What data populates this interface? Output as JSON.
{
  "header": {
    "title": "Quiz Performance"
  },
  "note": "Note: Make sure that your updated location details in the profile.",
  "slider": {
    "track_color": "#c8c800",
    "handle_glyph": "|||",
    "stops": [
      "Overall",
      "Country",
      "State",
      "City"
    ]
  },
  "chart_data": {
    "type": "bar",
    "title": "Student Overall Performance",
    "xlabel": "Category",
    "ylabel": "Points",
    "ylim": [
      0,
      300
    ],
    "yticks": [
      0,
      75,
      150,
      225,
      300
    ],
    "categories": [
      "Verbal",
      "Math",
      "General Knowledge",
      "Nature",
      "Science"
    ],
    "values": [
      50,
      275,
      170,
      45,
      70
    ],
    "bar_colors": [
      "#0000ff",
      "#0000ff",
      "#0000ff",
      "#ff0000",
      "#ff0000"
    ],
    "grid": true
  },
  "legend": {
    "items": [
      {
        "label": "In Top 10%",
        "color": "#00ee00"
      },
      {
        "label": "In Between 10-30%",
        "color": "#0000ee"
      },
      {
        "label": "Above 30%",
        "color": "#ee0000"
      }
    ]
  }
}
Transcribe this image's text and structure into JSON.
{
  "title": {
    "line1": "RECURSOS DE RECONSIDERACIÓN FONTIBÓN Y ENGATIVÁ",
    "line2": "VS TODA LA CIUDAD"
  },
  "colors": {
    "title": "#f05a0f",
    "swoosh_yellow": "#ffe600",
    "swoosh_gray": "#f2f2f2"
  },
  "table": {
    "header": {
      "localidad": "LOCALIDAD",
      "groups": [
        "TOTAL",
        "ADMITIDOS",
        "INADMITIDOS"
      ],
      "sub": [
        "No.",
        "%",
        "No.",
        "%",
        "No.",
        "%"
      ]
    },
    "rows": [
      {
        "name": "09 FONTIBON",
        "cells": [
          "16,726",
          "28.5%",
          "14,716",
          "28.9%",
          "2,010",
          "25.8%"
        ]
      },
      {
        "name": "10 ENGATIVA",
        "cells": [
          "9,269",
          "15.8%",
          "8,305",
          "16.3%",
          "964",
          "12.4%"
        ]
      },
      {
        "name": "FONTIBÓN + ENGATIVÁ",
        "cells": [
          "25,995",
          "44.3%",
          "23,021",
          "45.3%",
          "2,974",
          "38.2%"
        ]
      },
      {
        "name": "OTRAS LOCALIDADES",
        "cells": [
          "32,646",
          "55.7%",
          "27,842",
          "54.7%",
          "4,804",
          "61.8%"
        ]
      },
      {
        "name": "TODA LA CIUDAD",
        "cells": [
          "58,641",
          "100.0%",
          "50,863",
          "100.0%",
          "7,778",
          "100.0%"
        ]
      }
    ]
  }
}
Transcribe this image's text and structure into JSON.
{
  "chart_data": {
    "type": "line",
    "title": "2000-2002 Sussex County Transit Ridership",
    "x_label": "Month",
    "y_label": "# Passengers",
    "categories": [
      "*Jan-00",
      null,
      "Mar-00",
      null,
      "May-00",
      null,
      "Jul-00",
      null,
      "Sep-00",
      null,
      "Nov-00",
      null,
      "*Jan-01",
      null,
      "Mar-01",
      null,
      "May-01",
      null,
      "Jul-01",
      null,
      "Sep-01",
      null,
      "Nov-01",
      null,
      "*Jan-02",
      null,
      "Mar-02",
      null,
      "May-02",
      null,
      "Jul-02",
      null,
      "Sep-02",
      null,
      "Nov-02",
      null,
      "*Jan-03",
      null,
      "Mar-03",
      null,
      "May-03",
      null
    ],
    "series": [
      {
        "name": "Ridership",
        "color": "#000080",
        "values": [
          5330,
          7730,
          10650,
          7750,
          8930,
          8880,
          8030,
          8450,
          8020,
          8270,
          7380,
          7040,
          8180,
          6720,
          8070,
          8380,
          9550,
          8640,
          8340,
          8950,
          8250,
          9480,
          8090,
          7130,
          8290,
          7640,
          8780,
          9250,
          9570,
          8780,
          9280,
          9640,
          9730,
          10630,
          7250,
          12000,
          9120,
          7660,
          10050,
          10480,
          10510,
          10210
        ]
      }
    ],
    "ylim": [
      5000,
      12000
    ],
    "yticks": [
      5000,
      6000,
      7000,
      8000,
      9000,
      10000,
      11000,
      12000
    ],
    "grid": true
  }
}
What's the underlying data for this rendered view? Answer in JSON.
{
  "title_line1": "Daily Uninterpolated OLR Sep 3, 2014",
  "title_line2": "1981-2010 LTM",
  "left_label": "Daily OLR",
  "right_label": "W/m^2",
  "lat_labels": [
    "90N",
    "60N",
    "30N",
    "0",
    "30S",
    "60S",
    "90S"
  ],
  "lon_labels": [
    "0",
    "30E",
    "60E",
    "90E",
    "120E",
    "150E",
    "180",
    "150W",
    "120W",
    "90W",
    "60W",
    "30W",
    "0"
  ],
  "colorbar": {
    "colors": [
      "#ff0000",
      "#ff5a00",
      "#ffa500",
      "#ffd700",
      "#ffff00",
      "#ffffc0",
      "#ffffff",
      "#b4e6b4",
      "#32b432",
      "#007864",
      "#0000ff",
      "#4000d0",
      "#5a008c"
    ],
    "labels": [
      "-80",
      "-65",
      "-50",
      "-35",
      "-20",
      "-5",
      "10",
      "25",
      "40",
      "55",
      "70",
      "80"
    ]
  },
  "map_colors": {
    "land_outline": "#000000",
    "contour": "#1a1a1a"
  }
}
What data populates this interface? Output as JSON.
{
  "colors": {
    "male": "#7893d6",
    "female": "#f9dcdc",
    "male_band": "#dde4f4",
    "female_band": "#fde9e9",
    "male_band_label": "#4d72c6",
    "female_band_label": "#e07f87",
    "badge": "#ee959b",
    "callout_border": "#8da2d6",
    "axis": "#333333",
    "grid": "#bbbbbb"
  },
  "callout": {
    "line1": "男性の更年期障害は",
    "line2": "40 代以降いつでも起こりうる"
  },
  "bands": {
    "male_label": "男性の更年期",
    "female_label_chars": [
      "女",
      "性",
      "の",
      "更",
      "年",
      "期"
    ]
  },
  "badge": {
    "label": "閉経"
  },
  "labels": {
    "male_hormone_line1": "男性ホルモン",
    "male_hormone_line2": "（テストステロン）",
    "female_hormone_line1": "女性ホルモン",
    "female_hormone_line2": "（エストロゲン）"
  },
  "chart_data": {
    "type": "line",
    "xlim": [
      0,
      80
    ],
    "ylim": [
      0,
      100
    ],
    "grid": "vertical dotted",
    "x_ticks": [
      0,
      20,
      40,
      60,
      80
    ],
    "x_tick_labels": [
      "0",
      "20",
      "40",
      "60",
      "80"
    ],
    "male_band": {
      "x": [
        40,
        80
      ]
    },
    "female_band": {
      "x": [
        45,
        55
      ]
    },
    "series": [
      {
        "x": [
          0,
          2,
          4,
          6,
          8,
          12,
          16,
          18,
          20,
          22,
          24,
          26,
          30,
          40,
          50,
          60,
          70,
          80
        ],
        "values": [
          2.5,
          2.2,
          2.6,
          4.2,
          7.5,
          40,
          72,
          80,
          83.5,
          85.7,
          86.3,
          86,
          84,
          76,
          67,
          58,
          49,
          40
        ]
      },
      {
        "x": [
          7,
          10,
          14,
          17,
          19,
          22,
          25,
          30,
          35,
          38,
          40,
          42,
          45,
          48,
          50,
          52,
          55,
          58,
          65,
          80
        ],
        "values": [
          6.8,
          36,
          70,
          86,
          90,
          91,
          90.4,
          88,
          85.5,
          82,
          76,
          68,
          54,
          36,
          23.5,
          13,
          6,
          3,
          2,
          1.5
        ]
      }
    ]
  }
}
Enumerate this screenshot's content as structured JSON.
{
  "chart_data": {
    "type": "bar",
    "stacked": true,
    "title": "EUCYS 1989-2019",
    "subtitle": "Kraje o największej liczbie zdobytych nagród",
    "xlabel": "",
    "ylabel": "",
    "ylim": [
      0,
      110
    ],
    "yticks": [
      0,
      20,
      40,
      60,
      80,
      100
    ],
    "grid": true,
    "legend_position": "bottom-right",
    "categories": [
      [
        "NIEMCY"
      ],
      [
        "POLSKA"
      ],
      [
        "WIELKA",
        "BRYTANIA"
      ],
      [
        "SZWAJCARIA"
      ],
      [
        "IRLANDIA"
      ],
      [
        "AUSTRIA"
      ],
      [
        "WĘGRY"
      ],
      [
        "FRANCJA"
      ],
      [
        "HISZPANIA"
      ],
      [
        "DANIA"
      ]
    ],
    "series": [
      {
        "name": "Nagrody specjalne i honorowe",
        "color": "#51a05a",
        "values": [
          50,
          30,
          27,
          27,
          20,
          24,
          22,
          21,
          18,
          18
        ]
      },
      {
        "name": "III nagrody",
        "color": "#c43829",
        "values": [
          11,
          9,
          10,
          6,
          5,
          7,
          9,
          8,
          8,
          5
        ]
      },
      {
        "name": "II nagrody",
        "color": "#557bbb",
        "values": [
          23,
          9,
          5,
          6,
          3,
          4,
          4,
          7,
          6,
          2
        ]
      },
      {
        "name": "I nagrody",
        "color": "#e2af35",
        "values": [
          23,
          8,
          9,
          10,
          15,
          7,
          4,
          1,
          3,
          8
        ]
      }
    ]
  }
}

####

▶ **WORK TO DO**
Using the records above, copy every line that has the word "Overall" in it.

▶ **CORRECT ANSWER**
      "Overall",
    "title": "Student Overall Performance",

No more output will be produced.